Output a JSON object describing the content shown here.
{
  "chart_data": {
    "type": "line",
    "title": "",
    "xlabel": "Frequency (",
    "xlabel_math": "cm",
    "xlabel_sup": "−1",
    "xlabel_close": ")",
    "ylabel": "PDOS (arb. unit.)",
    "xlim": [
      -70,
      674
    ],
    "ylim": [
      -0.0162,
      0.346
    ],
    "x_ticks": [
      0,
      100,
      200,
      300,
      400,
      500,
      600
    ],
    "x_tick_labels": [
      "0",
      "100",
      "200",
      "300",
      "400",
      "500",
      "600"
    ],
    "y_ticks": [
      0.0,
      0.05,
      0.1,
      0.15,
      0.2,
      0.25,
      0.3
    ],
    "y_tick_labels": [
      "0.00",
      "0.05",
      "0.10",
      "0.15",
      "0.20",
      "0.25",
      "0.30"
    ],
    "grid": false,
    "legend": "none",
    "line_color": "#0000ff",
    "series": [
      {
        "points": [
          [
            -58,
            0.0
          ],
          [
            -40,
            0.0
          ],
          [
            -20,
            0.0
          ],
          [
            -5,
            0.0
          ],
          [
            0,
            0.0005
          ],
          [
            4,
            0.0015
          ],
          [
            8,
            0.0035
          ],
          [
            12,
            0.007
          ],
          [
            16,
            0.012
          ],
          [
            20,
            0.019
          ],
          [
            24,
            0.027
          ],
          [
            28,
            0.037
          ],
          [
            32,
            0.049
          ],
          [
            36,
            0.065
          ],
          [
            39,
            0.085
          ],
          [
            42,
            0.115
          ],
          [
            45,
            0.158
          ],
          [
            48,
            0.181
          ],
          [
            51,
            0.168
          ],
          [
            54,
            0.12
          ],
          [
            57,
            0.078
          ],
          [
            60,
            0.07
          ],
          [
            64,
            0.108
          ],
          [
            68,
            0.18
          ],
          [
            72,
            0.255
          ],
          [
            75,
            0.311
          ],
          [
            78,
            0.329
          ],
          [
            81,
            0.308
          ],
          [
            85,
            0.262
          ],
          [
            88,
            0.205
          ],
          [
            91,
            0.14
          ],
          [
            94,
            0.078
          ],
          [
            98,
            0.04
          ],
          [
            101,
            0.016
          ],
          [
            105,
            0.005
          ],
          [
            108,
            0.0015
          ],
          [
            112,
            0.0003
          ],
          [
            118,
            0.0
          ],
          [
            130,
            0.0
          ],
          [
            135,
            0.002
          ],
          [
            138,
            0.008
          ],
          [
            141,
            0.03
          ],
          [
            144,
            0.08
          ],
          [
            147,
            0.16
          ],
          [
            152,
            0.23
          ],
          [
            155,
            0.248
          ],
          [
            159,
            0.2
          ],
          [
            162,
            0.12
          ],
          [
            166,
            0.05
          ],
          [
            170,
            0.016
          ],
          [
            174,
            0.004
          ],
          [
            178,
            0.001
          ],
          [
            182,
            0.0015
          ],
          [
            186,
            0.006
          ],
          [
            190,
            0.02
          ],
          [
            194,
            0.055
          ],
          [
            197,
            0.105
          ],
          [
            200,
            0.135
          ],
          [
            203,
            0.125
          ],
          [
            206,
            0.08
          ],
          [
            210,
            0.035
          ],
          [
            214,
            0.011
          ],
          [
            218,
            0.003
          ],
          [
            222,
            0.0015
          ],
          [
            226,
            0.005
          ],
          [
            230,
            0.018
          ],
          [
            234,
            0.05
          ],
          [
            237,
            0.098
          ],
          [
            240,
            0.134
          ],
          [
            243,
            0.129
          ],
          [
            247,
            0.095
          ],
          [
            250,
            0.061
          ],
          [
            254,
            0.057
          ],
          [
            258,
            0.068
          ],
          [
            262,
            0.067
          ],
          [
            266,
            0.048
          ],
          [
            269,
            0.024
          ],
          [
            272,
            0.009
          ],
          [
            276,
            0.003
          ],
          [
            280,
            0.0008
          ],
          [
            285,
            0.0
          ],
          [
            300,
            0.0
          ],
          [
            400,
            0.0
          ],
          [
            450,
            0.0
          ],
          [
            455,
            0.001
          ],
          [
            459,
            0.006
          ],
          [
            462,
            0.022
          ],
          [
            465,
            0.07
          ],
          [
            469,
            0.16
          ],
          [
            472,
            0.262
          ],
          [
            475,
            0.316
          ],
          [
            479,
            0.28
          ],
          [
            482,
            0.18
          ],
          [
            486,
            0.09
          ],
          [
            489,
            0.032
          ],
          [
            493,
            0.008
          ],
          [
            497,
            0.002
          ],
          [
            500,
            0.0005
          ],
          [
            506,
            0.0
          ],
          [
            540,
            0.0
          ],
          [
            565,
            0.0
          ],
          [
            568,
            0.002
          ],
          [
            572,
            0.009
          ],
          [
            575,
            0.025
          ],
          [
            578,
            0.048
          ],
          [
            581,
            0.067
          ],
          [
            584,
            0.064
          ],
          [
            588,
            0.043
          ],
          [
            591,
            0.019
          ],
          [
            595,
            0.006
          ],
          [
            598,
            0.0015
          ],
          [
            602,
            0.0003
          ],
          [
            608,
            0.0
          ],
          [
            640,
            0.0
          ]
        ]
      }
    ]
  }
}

━━━━━━━━

■ To do
Can you reproduce all the material exactly?

■ Answer to the problem
Output a JSON object describing the content shown here.
{
  "chart_data": {
    "type": "line",
    "title": "",
    "xlabel": "Frequency (",
    "xlabel_math": "cm",
    "xlabel_sup": "−1",
    "xlabel_close": ")",
    "ylabel": "PDOS (arb. unit.)",
    "xlim": [
      -70,
      674
    ],
    "ylim": [
      -0.0162,
      0.346
    ],
    "x_ticks": [
      0,
      100,
      200,
      300,
      400,
      500,
      600
    ],
    "x_tick_labels": [
      "0",
      "100",
      "200",
      "300",
      "400",
      "500",
      "600"
    ],
    "y_ticks": [
      0.0,
      0.05,
      0.1,
      0.15,
      0.2,
      0.25,
      0.3
    ],
    "y_tick_labels": [
      "0.00",
      "0.05",
      "0.10",
      "0.15",
      "0.20",
      "0.25",
      "0.30"
    ],
    "grid": false,
    "legend": "none",
    "line_color": "#0000ff",
    "series": [
      {
        "points": [
          [
            -58,
            0.0
          ],
          [
            -40,
            0.0
          ],
          [
            -20,
            0.0
          ],
          [
            -5,
            0.0
          ],
          [
            0,
            0.0005
          ],
          [
            4,
            0.0015
          ],
          [
            8,
            0.0035
          ],
          [
            12,
            0.007
          ],
          [
            16,
            0.012
          ],
          [
            20,
            0.019
          ],
          [
            24,
            0.027
          ],
          [
            28,
            0.037
          ],
          [
            32,
            0.049
          ],
          [
            36,
            0.065
          ],
          [
            39,
            0.085
          ],
          [
            42,
            0.115
          ],
          [
            45,
            0.158
          ],
          [
            48,
            0.181
          ],
          [
            51,
            0.168
          ],
          [
            54,
            0.12
          ],
          [
            57,
            0.078
          ],
          [
            60,
            0.07
          ],
          [
            64,
            0.108
          ],
          [
            68,
            0.18
          ],
          [
            72,
            0.255
          ],
          [
            75,
            0.311
          ],
          [
            78,
            0.329
          ],
          [
            81,
            0.308
          ],
          [
            85,
            0.262
          ],
          [
            88,
            0.205
          ],
          [
            91,
            0.14
          ],
          [
            94,
            0.078
          ],
          [
            98,
            0.04
          ],
          [
            101,
            0.016
          ],
          [
            105,
            0.005
          ],
          [
            108,
            0.0015
          ],
          [
            112,
            0.0003
          ],
          [
            118,
            0.0
          ],
          [
            130,
            0.0
          ],
          [
            135,
            0.002
          ],
          [
            138,
            0.008
          ],
          [
            141,
            0.03
          ],
          [
            144,
            0.08
          ],
          [
            147,
            0.16
          ],
          [
            152,
            0.23
          ],
          [
            155,
            0.248
          ],
          [
            159,
            0.2
          ],
          [
            162,
            0.12
          ],
          [
            166,
            0.05
          ],
          [
            170,
            0.016
          ],
          [
            174,
            0.004
          ],
          [
            178,
            0.001
          ],
          [
            182,
            0.0015
          ],
          [
            186,
            0.006
          ],
          [
            190,
            0.02
          ],
          [
            194,
            0.055
          ],
          [
            197,
            0.105
          ],
          [
            200,
            0.135
          ],
          [
            203,
            0.125
          ],
          [
            206,
            0.08
          ],
          [
            210,
            0.035
          ],
          [
            214,
            0.011
          ],
          [
            218,
            0.003
          ],
          [
            222,
            0.0015
          ],
          [
            226,
            0.005
          ],
          [
            230,
            0.018
          ],
          [
            234,
            0.05
          ],
          [
            237,
            0.098
          ],
          [
            240,
            0.134
          ],
          [
            243,
            0.129
          ],
          [
            247,
            0.095
          ],
          [
            250,
            0.061
          ],
          [
            254,
            0.057
          ],
          [
            258,
            0.068
          ],
          [
            262,
            0.067
          ],
          [
            266,
            0.048
          ],
          [
            269,
            0.024
          ],
          [
            272,
            0.009
          ],
          [
            276,
            0.003
          ],
          [
            280,
            0.0008
          ],
          [
            285,
            0.0
          ],
          [
            300,
            0.0
          ],
          [
            400,
            0.0
          ],
          [
            450,
            0.0
          ],
          [
            455,
            0.001
          ],
          [
            459,
            0.006
          ],
          [
            462,
            0.022
          ],
          [
            465,
            0.07
          ],
          [
            469,
            0.16
          ],
          [
            472,
            0.262
          ],
          [
            475,
            0.316
          ],
          [
            479,
            0.28
          ],
          [
            482,
            0.18
          ],
          [
            486,
            0.09
          ],
          [
            489,
            0.032
          ],
          [
            493,
            0.008
          ],
          [
            497,
            0.002
          ],
          [
            500,
            0.0005
          ],
          [
            506,
            0.0
          ],
          [
            540,
            0.0
          ],
          [
            565,
            0.0
          ],
          [
            568,
            0.002
          ],
          [
            572,
            0.009
          ],
          [
            575,
            0.025
          ],
          [
            578,
            0.048
          ],
          [
            581,
            0.067
          ],
          [
            584,
            0.064
          ],
          [
            588,
            0.043
          ],
          [
            591,
            0.019
          ],
          [
            595,
            0.006
          ],
          [
            598,
            0.0015
          ],
          [
            602,
            0.0003
          ],
          [
            608,
            0.0
          ],
          [
            640,
            0.0
          ]
        ]
      }
    ]
  }
}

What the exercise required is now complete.